» Job
Gather the lines that hold the string "count".
#### Entries provided ####
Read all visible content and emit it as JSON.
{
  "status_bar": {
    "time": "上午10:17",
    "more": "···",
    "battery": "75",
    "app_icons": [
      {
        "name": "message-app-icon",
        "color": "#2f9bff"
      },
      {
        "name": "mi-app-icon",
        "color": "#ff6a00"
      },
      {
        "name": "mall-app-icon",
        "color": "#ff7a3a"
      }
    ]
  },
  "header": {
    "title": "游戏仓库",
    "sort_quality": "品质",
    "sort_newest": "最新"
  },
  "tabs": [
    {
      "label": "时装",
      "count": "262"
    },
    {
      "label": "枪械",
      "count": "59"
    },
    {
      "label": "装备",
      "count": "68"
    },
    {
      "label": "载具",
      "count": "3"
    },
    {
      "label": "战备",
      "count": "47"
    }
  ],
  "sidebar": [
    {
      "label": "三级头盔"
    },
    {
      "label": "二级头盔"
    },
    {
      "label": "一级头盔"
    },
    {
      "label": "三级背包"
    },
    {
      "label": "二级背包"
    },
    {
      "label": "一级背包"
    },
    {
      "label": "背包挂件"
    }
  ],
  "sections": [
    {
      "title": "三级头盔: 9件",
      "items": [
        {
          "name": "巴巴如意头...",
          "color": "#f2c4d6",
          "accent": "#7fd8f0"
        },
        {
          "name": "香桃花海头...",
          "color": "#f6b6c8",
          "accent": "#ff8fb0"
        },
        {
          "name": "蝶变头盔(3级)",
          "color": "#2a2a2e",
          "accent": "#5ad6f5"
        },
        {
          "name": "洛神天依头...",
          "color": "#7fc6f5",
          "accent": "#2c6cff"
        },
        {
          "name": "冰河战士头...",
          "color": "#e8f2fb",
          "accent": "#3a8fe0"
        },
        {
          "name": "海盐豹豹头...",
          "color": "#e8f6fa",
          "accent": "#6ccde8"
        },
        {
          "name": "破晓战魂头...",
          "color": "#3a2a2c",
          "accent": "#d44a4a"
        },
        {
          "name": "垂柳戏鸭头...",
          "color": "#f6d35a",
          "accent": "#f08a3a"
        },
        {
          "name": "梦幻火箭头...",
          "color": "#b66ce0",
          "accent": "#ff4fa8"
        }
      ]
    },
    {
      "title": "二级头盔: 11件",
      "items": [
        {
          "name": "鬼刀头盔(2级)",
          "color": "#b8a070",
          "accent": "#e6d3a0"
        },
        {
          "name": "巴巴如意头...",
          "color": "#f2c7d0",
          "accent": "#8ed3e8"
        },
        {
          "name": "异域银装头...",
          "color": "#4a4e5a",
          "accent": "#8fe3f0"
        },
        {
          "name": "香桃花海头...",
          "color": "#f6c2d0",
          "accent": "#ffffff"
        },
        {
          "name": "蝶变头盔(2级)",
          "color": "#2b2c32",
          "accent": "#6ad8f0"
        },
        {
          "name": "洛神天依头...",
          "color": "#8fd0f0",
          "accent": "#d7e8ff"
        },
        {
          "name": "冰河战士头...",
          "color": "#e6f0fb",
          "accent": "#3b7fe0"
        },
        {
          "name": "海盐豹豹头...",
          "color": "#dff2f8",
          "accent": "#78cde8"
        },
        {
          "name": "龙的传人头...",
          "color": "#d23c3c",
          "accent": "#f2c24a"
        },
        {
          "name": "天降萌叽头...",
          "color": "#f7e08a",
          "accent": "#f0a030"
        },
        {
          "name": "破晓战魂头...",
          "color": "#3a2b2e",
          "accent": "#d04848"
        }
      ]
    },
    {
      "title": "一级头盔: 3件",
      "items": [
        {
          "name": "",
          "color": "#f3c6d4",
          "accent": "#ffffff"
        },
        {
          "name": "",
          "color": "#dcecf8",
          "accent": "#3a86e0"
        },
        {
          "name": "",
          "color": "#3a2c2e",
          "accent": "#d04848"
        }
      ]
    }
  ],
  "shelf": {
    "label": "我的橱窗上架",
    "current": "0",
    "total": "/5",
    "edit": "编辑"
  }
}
####
» Exercise result
      "count": "262"
      "count": "59"
      "count": "68"
      "count": "3"
      "count": "47"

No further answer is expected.